─── ФРАГМЕНТ ТЕКСТА ───

Так вот: чтобы кем-то стать, надо через что-то пройти.
И я, если честно, боюсь остаться без своего сегодняшнего цирка, боюсь, что в другой и более счастливой моей судьбе не буду в состоянии помочь страждущим и обреченным на неподвижность. Впрочем, это так, фантазии.
И все равно, родись я заново, единственное, чего пожелал бы, так это долгих и счастливых лет моим родителям.
Мне иногда кажется, что, доведись испытать в детстве уют и заботу родного дома, я был бы немножко лучше. Просто лучше. И просто счастливее.
Если вы спросите, что я ненавижу в этом мире, отвечу так: войну, одиночество, сиротство, болезнь, ложь и трусость.
Отец Валентина, Иван Григорьевич Дыкуль, был украинец, родом из Иванкова Киевской области. И фамилия его так и звучала – Дыкуль, через «ы». Так же она была написана и в метрике у Валентина. Но он скоро остался сиротой, жил то у бабушки, то в детских домах, вот за это время его фамилия и изменилась. В литовском языке нет звука «ы», зато в Литве традиционно переделывают фамилии на литовский лад. Поэтому в детстве Валентин звался Валентинасом Дикулисом, а когда получал паспорт, произошла обратная русификация, и он стал Дикулем.

───

• ЗАДАНИЕ: Откуда был родом отец Валентина, согласно отрывку о Дикуле?

─── ПРЕДСТАВЛЕННЫЕ ДАННЫЕ ───

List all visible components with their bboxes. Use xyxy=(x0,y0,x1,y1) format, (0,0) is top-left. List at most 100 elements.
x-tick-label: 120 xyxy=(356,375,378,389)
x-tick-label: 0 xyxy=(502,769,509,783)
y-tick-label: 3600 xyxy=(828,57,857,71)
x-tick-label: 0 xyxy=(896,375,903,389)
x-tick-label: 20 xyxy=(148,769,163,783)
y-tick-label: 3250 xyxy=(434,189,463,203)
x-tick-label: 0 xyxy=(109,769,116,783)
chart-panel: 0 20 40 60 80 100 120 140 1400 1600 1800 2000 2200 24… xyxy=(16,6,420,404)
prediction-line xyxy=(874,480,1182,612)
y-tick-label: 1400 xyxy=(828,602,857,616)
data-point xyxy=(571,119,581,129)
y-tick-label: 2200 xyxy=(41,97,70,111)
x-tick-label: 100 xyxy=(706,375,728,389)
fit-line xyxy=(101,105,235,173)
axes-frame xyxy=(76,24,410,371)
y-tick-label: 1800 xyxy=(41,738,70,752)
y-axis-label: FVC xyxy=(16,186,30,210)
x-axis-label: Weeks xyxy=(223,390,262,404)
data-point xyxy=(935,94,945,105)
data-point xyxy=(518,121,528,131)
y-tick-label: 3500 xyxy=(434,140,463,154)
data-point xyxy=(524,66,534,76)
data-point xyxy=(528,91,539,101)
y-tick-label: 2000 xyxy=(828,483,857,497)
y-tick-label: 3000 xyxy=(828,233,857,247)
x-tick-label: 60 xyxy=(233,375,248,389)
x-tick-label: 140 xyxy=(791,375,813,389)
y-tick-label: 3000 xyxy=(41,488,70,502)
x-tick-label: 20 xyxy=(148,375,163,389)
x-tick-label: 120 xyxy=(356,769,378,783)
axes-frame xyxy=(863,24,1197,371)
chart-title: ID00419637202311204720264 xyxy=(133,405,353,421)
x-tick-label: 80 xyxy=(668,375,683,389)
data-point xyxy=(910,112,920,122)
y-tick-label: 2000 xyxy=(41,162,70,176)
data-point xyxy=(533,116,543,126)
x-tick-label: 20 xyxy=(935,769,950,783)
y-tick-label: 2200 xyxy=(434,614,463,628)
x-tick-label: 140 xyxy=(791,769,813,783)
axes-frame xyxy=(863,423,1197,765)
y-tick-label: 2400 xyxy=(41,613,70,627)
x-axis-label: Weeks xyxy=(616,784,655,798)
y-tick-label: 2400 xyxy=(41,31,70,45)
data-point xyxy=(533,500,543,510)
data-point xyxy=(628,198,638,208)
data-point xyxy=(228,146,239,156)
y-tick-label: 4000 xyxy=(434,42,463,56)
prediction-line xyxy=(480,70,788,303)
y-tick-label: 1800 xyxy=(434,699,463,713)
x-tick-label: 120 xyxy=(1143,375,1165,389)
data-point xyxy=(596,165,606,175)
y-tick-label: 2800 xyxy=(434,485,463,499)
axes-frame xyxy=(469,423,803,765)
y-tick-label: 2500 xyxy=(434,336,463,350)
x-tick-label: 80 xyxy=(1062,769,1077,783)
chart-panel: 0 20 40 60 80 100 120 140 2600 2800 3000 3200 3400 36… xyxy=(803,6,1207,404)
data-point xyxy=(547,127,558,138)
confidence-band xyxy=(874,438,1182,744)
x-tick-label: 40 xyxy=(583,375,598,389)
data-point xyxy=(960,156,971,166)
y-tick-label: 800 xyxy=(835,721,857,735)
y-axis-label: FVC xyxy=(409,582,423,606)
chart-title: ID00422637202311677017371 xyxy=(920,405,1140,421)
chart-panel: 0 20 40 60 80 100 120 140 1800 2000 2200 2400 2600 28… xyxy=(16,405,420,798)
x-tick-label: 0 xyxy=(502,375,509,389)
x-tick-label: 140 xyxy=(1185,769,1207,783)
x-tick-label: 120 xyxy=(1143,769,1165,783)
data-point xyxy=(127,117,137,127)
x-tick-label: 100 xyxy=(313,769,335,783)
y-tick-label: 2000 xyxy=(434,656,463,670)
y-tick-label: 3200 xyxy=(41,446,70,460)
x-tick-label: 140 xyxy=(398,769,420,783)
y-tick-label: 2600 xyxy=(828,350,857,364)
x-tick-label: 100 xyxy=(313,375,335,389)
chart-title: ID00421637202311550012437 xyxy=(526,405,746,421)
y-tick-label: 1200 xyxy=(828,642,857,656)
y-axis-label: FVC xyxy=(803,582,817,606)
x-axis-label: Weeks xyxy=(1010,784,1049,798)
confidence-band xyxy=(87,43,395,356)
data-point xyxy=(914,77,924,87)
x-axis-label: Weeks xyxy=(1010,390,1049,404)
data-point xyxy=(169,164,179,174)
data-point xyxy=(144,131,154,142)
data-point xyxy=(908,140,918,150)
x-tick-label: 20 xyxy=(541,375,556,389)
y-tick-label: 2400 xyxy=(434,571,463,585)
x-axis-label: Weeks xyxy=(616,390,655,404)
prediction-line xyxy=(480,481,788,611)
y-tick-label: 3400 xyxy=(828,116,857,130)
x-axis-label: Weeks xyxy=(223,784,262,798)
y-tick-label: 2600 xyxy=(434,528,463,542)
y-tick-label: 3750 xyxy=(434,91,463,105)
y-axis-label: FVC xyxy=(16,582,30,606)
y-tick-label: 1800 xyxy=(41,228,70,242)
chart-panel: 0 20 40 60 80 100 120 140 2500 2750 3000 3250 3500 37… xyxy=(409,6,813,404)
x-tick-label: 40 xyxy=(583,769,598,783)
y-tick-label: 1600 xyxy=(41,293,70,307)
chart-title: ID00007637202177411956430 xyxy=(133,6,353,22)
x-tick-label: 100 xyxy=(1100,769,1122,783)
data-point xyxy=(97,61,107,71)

───

• ОТВЕТ: Из Иванкова Киевской области.